Start Input records
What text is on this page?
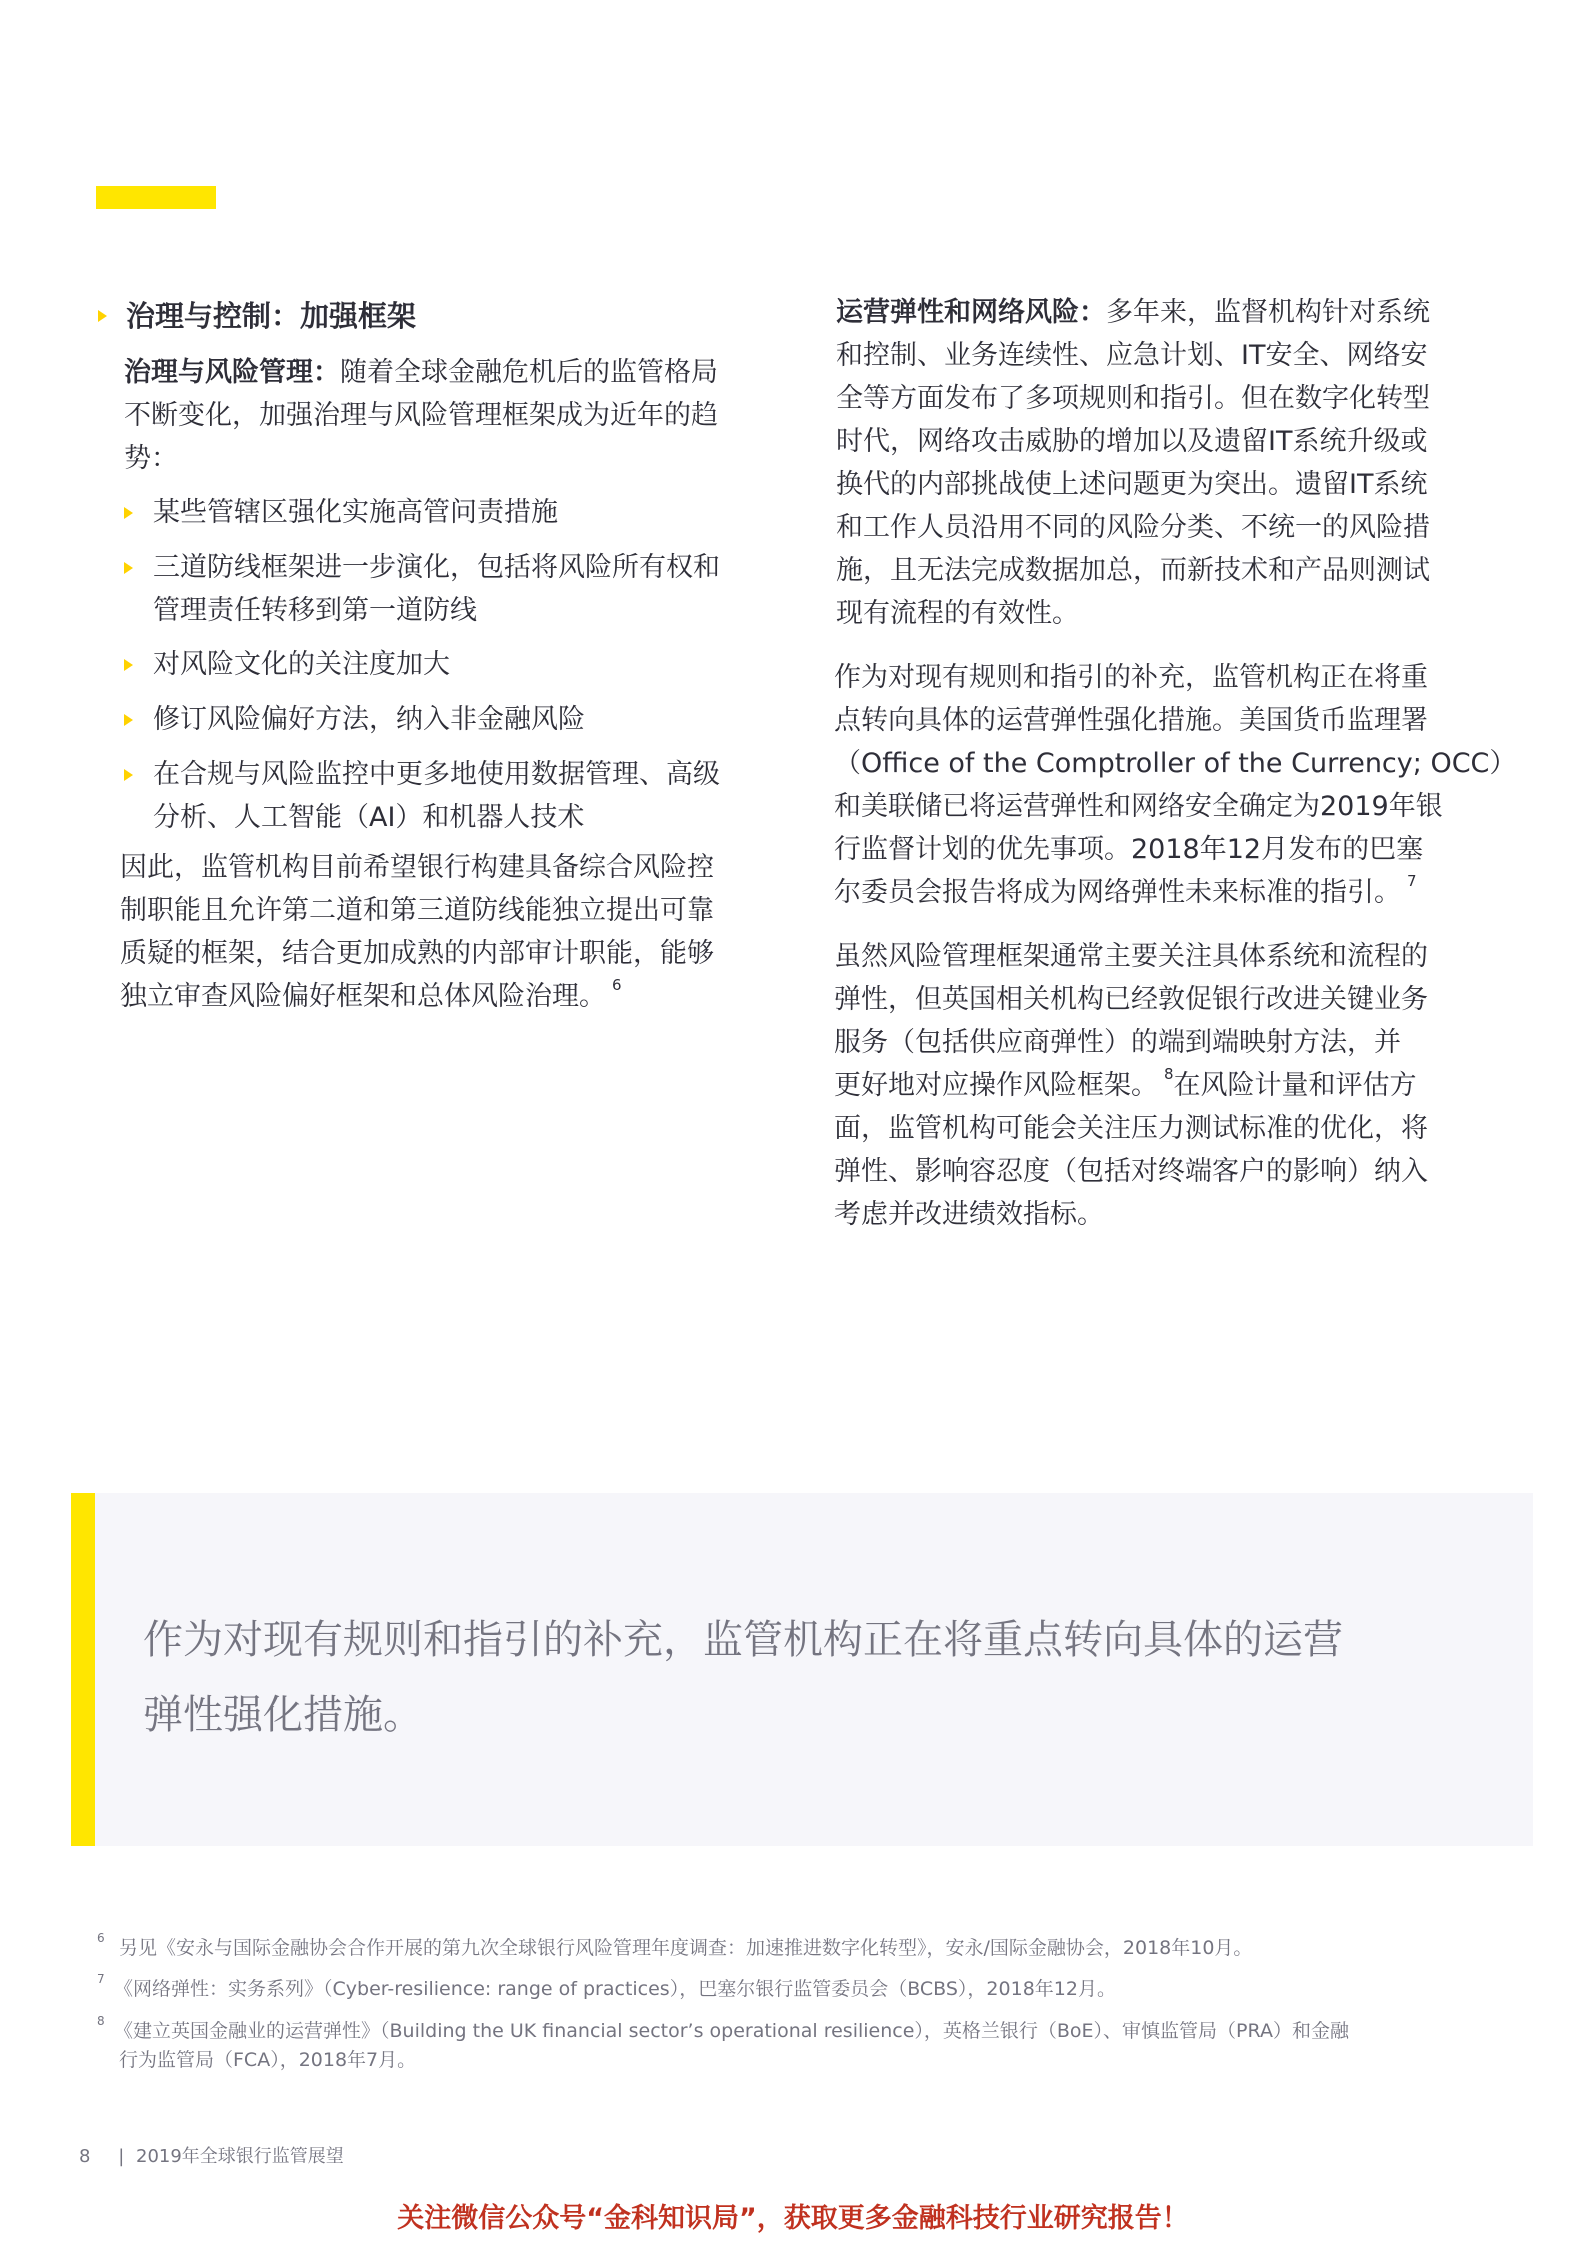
治理与控制：加强框架
治理与风险管理：随着全球金融危机后的监管格局
不断变化，加强治理与风险管理框架成为近年的趋
势：
某些管辖区强化实施高管问责措施
三道防线框架进一步演化，包括将风险所有权和
管理责任转移到第一道防线
对风险文化的关注度加大
修订风险偏好方法，纳入非金融风险
在合规与风险监控中更多地使用数据管理、高级
分析、人工智能（AI）和机器人技术
因此，监管机构目前希望银行构建具备综合风险控
制职能且允许第二道和第三道防线能独立提出可靠
质疑的框架，结合更加成熟的内部审计职能，能够
独立审查风险偏好框架和总体风险治理。 $^6$
运营弹性和网络风险：多年来，监督机构针对系统
和控制、业务连续性、应急计划、IT安全、网络安
全等方面发布了多项规则和指引。但在数字化转型
时代，网络攻击威胁的增加以及遗留IT系统升级或
换代的内部挑战使上述问题更为突出。遗留IT系统
和工作人员沿用不同的风险分类、不统一的风险措
施，且无法完成数据加总，而新技术和产品则测试
现有流程的有效性。
作为对现有规则和指引的补充，监管机构正在将重
点转向具体的运营弹性强化措施。美国货币监理署
（Office of the Comptroller of the Currency; OCC）
和美联储已将运营弹性和网络安全确定为2019年银
行监督计划的优先事项。2018年12月发布的巴塞
尔委员会报告将成为网络弹性未来标准的指引。 $^7$
虽然风险管理框架通常主要关注具体系统和流程的
弹性，但英国相关机构已经敦促银行改进关键业务
服务（包括供应商弹性）的端到端映射方法，并
更好地对应操作风险框架。 $^8$在风险计量和评估方
面，监管机构可能会关注压力测试标准的优化，将
弹性、影响容忍度（包括对终端客户的影响）纳入
考虑并改进绩效指标。
作为对现有规则和指引的补充，监管机构正在将重点转向具体的运营
弹性强化措施。
6 另见《安永与国际金融协会合作开展的第九次全球银行风险管理年度调查：加速推进数字化转型》，安永/国际金融协会，2018年10月。
7 《网络弹性：实务系列》（Cyber-resilience: range of practices），巴塞尔银行监管委员会（BCBS），2018年12月。
8 《建立英国金融业的运营弹性》（Building the UK financial sector’s operational resilience），英格兰银行（BoE）、审慎监管局（PRA）和金融
行为监管局（FCA），2018年7月。
8 | 2019年全球银行监管展望
关注微信公众号“金科知识局”，获取更多金融科技行业研究报告！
End Input records
Challenge
Each record above should come back exactly the same, only without its pictures.

Written response
What text is on this page?
治理与控制：加强框架
治理与风险管理：随着全球金融危机后的监管格局
不断变化，加强治理与风险管理框架成为近年的趋
势：
某些管辖区强化实施高管问责措施
三道防线框架进一步演化，包括将风险所有权和
管理责任转移到第一道防线
对风险文化的关注度加大
修订风险偏好方法，纳入非金融风险
在合规与风险监控中更多地使用数据管理、高级
分析、人工智能（AI）和机器人技术
因此，监管机构目前希望银行构建具备综合风险控
制职能且允许第二道和第三道防线能独立提出可靠
质疑的框架，结合更加成熟的内部审计职能，能够
独立审查风险偏好框架和总体风险治理。 $^6$
运营弹性和网络风险：多年来，监督机构针对系统
和控制、业务连续性、应急计划、IT安全、网络安
全等方面发布了多项规则和指引。但在数字化转型
时代，网络攻击威胁的增加以及遗留IT系统升级或
换代的内部挑战使上述问题更为突出。遗留IT系统
和工作人员沿用不同的风险分类、不统一的风险措
施，且无法完成数据加总，而新技术和产品则测试
现有流程的有效性。
作为对现有规则和指引的补充，监管机构正在将重
点转向具体的运营弹性强化措施。美国货币监理署
（Office of the Comptroller of the Currency; OCC）
和美联储已将运营弹性和网络安全确定为2019年银
行监督计划的优先事项。2018年12月发布的巴塞
尔委员会报告将成为网络弹性未来标准的指引。 $^7$
虽然风险管理框架通常主要关注具体系统和流程的
弹性，但英国相关机构已经敦促银行改进关键业务
服务（包括供应商弹性）的端到端映射方法，并
更好地对应操作风险框架。 $^8$在风险计量和评估方
面，监管机构可能会关注压力测试标准的优化，将
弹性、影响容忍度（包括对终端客户的影响）纳入
考虑并改进绩效指标。
作为对现有规则和指引的补充，监管机构正在将重点转向具体的运营
弹性强化措施。
6 另见《安永与国际金融协会合作开展的第九次全球银行风险管理年度调查：加速推进数字化转型》，安永/国际金融协会，2018年10月。
7 《网络弹性：实务系列》（Cyber-resilience: range of practices），巴塞尔银行监管委员会（BCBS），2018年12月。
8 《建立英国金融业的运营弹性》（Building the UK financial sector’s operational resilience），英格兰银行（BoE）、审慎监管局（PRA）和金融
行为监管局（FCA），2018年7月。
8 | 2019年全球银行监管展望
关注微信公众号“金科知识局”，获取更多金融科技行业研究报告！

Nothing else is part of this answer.